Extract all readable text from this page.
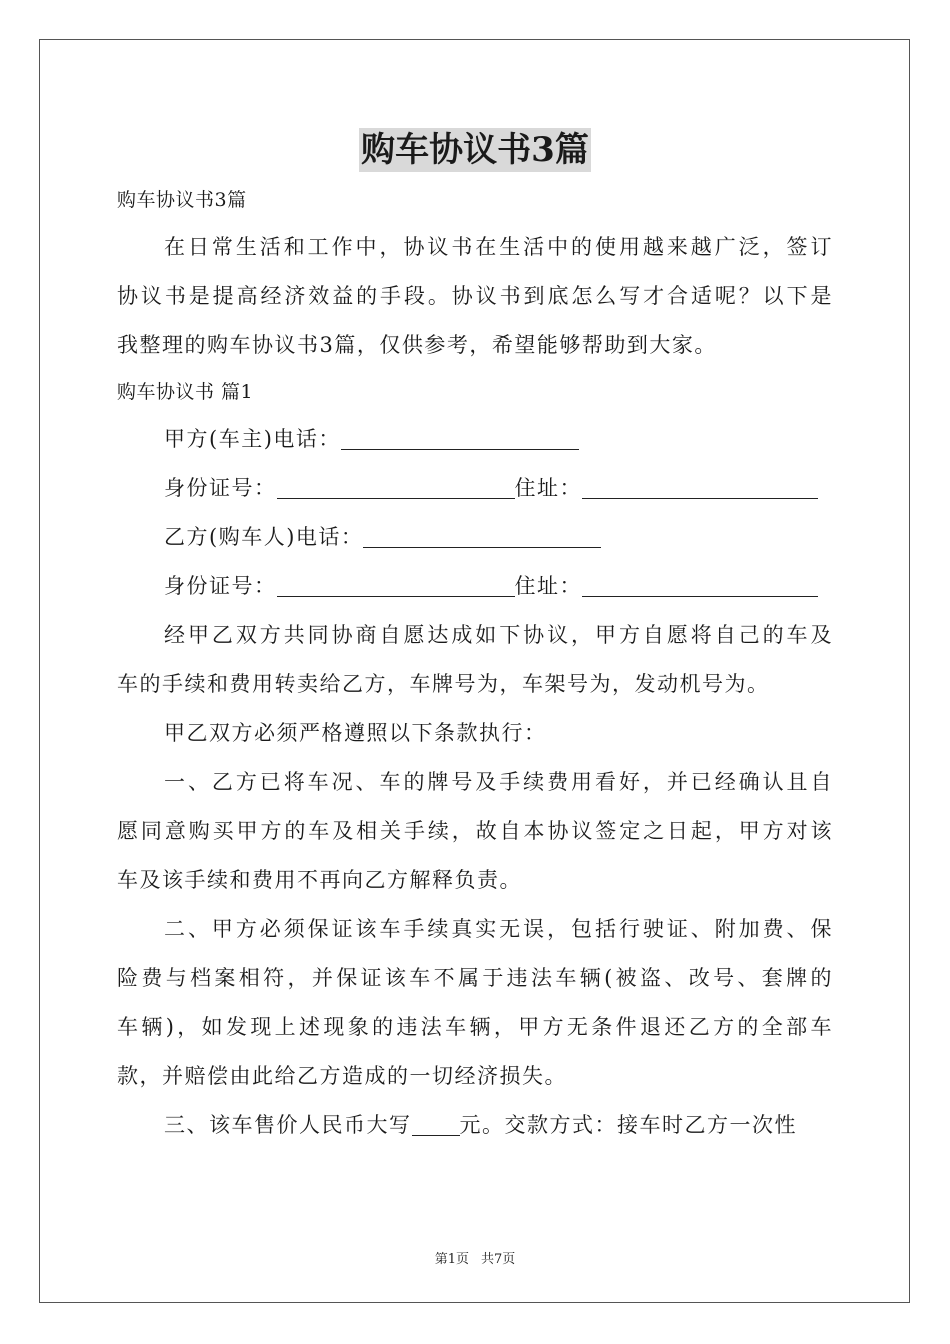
购车协议书3篇
购车协议书3篇
在日常生活和工作中，协议书在生活中的使用越来越广泛，签订
协议书是提高经济效益的手段。协议书到底怎么写才合适呢？以下是
我整理的购车协议书3篇，仅供参考，希望能够帮助到大家。
购车协议书 篇1
甲方(车主)电话：
身份证号：	住址：
乙方(购车人)电话：
身份证号：	住址：
经甲乙双方共同协商自愿达成如下协议，甲方自愿将自己的车及
车的手续和费用转卖给乙方，车牌号为，车架号为，发动机号为。
甲乙双方必须严格遵照以下条款执行：
一、乙方已将车况、车的牌号及手续费用看好，并已经确认且自
愿同意购买甲方的车及相关手续，故自本协议签定之日起，甲方对该
车及该手续和费用不再向乙方解释负责。
二、甲方必须保证该车手续真实无误，包括行驶证、附加费、保
险费与档案相符，并保证该车不属于违法车辆(被盗、改号、套牌的
车辆)，如发现上述现象的违法车辆，甲方无条件退还乙方的全部车
款，并赔偿由此给乙方造成的一切经济损失。
三、该车售价人民币大写 元。交款方式：接车时乙方一次性
第1页 共7页
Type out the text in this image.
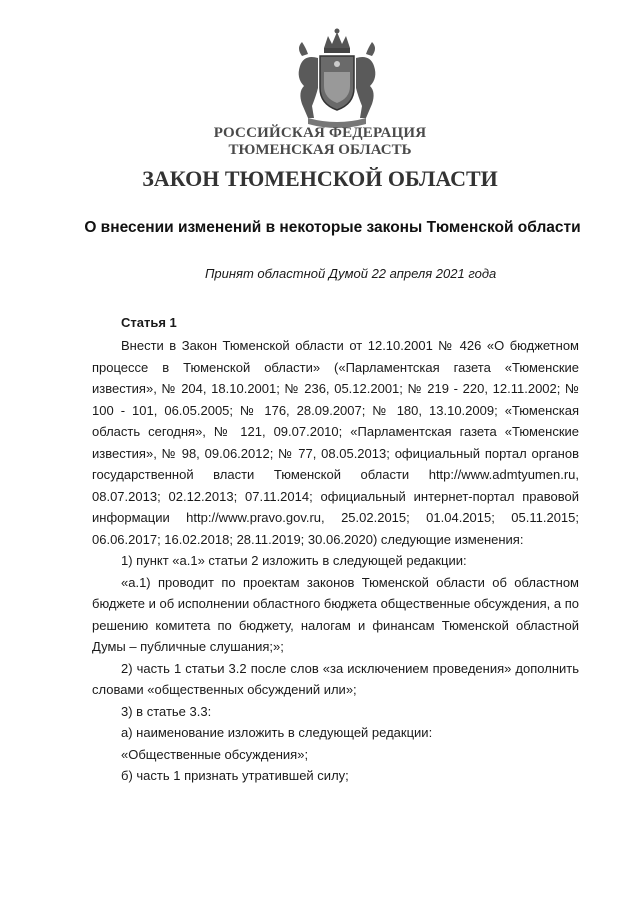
РОССИЙСКАЯ ФЕДЕРАЦИЯ
ТЮМЕНСКАЯ ОБЛАСТЬ
ЗАКОН ТЮМЕНСКОЙ ОБЛАСТИ
О внесении изменений в некоторые законы Тюменской области
Принят областной Думой 22 апреля 2021 года
Статья 1

Внести в Закон Тюменской области от 12.10.2001 № 426 «О бюджетном процессе в Тюменской области» («Парламентская газета «Тюменские известия», № 204, 18.10.2001; № 236, 05.12.2001; № 219 - 220, 12.11.2002; № 100 - 101, 06.05.2005; № 176, 28.09.2007; № 180, 13.10.2009; «Тюменская область сегодня», № 121, 09.07.2010; «Парламентская газета «Тюменские известия», № 98, 09.06.2012; № 77, 08.05.2013; официальный портал органов государственной власти Тюменской области http://www.admtyumen.ru, 08.07.2013; 02.12.2013; 07.11.2014; официальный интернет-портал правовой информации http://www.pravo.gov.ru, 25.02.2015; 01.04.2015; 05.11.2015; 06.06.2017; 16.02.2018; 28.11.2019; 30.06.2020) следующие изменения:

1) пункт «а.1» статьи 2 изложить в следующей редакции:

«а.1) проводит по проектам законов Тюменской области об областном бюджете и об исполнении областного бюджета общественные обсуждения, а по решению комитета по бюджету, налогам и финансам Тюменской областной Думы – публичные слушания;»;

2) часть 1 статьи 3.2 после слов «за исключением проведения» дополнить словами «общественных обсуждений или»;

3) в статье 3.3:

а) наименование изложить в следующей редакции:

«Общественные обсуждения»;

б) часть 1 признать утратившей силу;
------------------------------------------------------------------------
Retype each entry precisely. Skip images entirely.

Result for this exercise:
Extract all readable text from this page.
购车协议书3篇
购车协议书3篇
在日常生活和工作中，协议书在生活中的使用越来越广泛，签订
协议书是提高经济效益的手段。协议书到底怎么写才合适呢？以下是
我整理的购车协议书3篇，仅供参考，希望能够帮助到大家。
购车协议书 篇1
甲方(车主)电话：
身份证号：	住址：
乙方(购车人)电话：
身份证号：	住址：
经甲乙双方共同协商自愿达成如下协议，甲方自愿将自己的车及
车的手续和费用转卖给乙方，车牌号为，车架号为，发动机号为。
甲乙双方必须严格遵照以下条款执行：
一、乙方已将车况、车的牌号及手续费用看好，并已经确认且自
愿同意购买甲方的车及相关手续，故自本协议签定之日起，甲方对该
车及该手续和费用不再向乙方解释负责。
二、甲方必须保证该车手续真实无误，包括行驶证、附加费、保
险费与档案相符，并保证该车不属于违法车辆(被盗、改号、套牌的
车辆)，如发现上述现象的违法车辆，甲方无条件退还乙方的全部车
款，并赔偿由此给乙方造成的一切经济损失。
三、该车售价人民币大写 元。交款方式：接车时乙方一次性
第1页 共7页
Type out the text in this image.
РОССИЙСКАЯ ФЕДЕРАЦИЯ
ТЮМЕНСКАЯ ОБЛАСТЬ
ЗАКОН ТЮМЕНСКОЙ ОБЛАСТИ
О внесении изменений в некоторые законы Тюменской области
Принят областной Думой 22 апреля 2021 года
Статья 1

Внести в Закон Тюменской области от 12.10.2001 № 426 «О бюджетном процессе в Тюменской области» («Парламентская газета «Тюменские известия», № 204, 18.10.2001; № 236, 05.12.2001; № 219 - 220, 12.11.2002; № 100 - 101, 06.05.2005; № 176, 28.09.2007; № 180, 13.10.2009; «Тюменская область сегодня», № 121, 09.07.2010; «Парламентская газета «Тюменские известия», № 98, 09.06.2012; № 77, 08.05.2013; официальный портал органов государственной власти Тюменской области http://www.admtyumen.ru, 08.07.2013; 02.12.2013; 07.11.2014; официальный интернет-портал правовой информации http://www.pravo.gov.ru, 25.02.2015; 01.04.2015; 05.11.2015; 06.06.2017; 16.02.2018; 28.11.2019; 30.06.2020) следующие изменения:

1) пункт «а.1» статьи 2 изложить в следующей редакции:

«а.1) проводит по проектам законов Тюменской области об областном бюджете и об исполнении областного бюджета общественные обсуждения, а по решению комитета по бюджету, налогам и финансам Тюменской областной Думы – публичные слушания;»;

2) часть 1 статьи 3.2 после слов «за исключением проведения» дополнить словами «общественных обсуждений или»;

3) в статье 3.3:

а) наименование изложить в следующей редакции:

«Общественные обсуждения»;

б) часть 1 признать утратившей силу;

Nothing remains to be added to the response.